Please list all lines of the material below in which the string "handle" occurs.
— Begin —
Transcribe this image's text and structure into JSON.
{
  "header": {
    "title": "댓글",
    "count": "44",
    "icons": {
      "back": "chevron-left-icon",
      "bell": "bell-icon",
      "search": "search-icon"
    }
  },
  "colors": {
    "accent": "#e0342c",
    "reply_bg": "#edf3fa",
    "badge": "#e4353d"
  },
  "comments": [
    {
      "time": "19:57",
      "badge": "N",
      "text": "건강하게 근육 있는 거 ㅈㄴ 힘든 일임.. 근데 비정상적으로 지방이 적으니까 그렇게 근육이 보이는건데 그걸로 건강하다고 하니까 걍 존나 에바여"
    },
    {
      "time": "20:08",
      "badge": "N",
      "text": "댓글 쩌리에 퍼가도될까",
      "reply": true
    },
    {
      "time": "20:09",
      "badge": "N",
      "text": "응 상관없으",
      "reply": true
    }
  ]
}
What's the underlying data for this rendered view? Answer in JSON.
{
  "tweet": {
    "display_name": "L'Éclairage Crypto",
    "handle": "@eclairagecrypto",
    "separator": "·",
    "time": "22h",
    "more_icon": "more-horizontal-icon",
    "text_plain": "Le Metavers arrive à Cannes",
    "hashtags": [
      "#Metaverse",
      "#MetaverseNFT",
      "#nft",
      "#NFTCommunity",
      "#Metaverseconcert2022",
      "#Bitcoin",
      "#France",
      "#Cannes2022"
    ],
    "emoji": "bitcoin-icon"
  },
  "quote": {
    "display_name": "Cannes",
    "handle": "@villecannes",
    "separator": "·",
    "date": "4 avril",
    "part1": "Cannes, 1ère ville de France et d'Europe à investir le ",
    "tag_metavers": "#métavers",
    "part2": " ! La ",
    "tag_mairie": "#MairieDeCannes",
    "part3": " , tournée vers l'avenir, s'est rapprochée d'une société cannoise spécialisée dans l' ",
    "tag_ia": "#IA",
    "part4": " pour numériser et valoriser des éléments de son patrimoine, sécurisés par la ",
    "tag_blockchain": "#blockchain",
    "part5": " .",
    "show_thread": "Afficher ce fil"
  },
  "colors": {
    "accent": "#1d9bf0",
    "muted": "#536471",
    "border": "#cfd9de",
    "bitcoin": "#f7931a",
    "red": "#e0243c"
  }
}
— End —
▶ **Answer**
    "handle": "@eclairagecrypto",
    "handle": "@villecannes",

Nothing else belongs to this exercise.